• Data to process:
Start
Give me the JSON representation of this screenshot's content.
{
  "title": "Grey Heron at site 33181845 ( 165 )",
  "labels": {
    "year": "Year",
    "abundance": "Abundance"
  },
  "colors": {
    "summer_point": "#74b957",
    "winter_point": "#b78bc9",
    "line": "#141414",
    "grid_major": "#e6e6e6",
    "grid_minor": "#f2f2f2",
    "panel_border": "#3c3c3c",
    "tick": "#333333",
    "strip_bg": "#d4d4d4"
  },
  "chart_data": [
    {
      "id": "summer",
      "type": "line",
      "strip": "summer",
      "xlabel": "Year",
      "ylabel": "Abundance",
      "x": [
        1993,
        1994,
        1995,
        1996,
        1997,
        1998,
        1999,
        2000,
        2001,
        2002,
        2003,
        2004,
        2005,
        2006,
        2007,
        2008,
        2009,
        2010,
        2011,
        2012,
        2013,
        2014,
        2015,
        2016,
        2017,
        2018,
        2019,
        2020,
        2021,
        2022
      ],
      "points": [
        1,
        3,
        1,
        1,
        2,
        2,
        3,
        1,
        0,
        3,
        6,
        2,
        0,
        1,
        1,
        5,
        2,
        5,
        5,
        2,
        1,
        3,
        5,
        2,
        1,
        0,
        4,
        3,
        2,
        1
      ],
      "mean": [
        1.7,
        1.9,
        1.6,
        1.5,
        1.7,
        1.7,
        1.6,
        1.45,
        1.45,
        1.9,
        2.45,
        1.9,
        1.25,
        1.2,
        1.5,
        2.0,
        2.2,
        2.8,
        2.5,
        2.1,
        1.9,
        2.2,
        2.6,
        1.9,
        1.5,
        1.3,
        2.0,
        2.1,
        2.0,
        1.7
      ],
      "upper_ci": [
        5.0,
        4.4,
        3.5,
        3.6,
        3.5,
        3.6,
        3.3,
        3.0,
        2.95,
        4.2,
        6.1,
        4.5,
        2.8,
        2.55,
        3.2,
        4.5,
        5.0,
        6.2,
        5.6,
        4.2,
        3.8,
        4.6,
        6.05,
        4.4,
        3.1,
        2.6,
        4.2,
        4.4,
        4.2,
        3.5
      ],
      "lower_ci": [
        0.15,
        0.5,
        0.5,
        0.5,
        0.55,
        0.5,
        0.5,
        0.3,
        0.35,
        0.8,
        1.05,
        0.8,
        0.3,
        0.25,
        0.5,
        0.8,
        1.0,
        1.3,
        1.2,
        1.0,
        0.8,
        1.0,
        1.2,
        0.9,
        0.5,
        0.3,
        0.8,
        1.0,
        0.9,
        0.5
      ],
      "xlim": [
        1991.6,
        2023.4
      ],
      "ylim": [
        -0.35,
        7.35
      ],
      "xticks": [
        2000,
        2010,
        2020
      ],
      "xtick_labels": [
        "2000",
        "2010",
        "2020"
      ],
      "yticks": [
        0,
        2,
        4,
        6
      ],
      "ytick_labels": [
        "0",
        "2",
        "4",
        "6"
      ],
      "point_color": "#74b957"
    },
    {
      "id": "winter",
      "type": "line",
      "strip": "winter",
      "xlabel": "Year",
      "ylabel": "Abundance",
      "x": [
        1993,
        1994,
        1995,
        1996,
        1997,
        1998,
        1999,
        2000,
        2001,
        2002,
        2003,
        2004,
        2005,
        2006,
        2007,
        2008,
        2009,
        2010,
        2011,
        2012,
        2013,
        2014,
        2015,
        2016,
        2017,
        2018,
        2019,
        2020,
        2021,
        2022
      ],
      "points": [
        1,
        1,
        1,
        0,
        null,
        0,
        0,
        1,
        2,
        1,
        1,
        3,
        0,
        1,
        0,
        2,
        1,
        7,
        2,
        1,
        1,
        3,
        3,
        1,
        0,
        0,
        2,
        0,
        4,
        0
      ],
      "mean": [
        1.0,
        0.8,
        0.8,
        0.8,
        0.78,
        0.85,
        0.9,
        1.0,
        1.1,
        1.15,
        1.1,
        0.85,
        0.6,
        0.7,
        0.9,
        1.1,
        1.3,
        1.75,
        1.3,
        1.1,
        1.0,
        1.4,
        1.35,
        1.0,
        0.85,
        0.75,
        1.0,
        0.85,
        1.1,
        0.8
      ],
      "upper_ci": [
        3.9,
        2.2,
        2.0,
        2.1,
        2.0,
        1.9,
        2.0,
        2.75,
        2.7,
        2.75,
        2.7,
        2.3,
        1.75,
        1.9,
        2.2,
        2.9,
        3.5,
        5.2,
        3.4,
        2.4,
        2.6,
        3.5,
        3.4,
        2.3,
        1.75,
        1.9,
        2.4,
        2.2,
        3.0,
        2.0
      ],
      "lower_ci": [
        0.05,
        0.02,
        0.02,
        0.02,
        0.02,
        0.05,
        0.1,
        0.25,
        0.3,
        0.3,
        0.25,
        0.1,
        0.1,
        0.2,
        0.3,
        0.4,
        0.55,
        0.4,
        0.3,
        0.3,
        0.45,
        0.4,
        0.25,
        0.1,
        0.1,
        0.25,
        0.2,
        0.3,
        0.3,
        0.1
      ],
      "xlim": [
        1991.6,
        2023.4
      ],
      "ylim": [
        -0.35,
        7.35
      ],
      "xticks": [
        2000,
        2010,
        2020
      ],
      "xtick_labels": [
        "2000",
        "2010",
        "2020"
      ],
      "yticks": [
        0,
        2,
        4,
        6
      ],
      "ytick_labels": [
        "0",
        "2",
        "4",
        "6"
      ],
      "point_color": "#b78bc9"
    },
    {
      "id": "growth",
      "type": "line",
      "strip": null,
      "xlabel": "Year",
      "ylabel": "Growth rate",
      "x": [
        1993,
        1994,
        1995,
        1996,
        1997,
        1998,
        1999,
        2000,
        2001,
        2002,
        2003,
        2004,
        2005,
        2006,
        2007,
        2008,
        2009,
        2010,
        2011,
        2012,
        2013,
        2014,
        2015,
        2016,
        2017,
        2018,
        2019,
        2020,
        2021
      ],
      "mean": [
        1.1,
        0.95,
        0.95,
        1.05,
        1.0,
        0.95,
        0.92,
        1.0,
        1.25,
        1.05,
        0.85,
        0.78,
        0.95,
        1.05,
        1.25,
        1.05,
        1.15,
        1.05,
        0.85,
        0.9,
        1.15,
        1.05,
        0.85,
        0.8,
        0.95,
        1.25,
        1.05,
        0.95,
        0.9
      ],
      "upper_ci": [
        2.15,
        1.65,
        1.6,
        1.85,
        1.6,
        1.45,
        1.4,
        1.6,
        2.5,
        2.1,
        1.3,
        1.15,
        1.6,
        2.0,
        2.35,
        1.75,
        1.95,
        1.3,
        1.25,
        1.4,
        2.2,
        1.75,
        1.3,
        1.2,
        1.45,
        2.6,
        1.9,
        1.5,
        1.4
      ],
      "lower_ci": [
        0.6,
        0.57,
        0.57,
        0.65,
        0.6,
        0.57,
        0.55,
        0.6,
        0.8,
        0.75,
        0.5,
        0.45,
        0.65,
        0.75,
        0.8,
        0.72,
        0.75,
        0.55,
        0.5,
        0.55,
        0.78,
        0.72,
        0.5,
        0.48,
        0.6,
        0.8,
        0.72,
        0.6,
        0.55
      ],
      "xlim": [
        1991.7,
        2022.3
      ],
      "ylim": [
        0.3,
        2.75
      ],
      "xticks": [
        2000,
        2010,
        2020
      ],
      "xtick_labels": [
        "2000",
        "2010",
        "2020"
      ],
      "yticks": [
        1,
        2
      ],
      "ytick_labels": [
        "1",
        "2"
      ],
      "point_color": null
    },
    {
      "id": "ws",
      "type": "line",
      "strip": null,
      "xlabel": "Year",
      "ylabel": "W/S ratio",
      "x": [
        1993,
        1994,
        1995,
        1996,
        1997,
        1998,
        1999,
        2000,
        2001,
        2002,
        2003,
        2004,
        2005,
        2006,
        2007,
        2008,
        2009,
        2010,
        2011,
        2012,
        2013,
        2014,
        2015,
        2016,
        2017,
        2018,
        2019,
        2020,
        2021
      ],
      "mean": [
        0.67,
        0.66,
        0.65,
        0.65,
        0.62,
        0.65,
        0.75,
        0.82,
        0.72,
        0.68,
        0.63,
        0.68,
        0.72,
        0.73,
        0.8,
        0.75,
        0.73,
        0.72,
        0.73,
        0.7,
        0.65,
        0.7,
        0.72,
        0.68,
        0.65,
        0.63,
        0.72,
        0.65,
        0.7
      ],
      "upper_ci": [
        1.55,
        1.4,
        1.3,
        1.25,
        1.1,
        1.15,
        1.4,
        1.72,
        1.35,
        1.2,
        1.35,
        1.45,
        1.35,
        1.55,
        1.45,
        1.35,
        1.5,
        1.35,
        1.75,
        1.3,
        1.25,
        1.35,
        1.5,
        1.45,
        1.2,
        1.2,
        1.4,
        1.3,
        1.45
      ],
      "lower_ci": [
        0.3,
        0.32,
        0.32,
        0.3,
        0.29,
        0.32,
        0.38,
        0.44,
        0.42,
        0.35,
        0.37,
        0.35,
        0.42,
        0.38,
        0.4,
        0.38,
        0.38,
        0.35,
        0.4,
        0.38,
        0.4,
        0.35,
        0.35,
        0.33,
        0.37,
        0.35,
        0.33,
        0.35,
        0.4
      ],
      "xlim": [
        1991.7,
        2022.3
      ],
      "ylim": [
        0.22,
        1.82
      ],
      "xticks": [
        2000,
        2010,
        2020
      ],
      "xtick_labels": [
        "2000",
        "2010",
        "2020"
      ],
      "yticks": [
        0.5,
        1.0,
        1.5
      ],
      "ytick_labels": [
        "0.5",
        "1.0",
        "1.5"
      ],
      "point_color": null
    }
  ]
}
End
• Problem to work on: Work out how many lines of the data hold the string "ylabel". Reply with that number alone.

• Solution to this exercise: 4